Scan the data beneath this task and copy each line that includes "divided".

Exercise materials:
--------------------------------------------------
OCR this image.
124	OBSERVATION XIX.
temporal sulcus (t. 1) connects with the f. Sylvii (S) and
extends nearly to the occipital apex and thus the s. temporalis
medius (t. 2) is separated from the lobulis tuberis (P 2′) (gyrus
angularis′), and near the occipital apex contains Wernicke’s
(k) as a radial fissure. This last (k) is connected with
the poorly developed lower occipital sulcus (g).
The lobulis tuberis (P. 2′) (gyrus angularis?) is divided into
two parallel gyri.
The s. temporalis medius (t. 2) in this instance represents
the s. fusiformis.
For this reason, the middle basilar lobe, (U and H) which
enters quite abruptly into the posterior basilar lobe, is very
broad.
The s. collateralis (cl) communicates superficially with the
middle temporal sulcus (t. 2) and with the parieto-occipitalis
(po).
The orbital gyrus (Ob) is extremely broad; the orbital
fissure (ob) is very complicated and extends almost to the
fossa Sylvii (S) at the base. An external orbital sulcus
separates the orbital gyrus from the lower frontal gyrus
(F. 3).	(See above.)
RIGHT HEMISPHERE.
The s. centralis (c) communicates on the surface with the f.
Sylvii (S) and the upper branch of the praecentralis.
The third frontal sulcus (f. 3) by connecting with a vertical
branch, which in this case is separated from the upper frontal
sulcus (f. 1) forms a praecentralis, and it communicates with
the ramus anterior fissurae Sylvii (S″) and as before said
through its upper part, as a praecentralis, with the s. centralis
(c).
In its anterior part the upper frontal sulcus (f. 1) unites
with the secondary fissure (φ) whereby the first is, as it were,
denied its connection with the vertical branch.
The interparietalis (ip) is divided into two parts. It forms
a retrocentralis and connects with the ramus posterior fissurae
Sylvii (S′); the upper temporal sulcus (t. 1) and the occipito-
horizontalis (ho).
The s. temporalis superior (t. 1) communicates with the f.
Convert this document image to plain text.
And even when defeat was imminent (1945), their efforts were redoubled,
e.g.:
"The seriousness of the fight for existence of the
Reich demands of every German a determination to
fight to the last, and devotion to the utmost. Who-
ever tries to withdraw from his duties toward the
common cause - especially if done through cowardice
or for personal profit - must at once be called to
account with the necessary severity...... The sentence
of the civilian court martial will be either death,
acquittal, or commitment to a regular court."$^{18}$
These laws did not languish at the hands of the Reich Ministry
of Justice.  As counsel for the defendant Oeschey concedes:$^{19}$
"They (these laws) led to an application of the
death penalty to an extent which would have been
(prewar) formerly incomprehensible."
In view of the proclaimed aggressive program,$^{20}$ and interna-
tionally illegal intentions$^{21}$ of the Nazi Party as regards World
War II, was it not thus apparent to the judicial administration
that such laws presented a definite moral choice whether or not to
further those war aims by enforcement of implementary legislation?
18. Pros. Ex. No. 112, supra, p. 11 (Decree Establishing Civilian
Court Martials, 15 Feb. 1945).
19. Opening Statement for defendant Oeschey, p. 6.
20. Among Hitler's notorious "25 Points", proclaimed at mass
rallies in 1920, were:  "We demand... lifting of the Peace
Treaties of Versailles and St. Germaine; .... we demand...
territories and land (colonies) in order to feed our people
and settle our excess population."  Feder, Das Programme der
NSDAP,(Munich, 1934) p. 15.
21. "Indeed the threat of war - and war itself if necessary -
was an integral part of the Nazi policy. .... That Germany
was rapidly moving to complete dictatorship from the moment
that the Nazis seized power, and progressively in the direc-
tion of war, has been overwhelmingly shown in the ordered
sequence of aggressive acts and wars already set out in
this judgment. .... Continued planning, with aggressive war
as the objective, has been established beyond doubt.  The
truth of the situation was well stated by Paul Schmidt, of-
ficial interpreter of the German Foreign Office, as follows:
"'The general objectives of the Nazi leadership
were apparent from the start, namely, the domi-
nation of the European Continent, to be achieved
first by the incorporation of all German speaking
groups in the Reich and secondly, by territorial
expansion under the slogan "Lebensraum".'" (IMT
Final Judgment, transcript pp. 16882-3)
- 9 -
--------------------------------------------------
Solution for this problem:
The lobulis tuberis (P. 2′) (gyrus angularis?) is divided into
The interparietalis (ip) is divided into two parts. It forms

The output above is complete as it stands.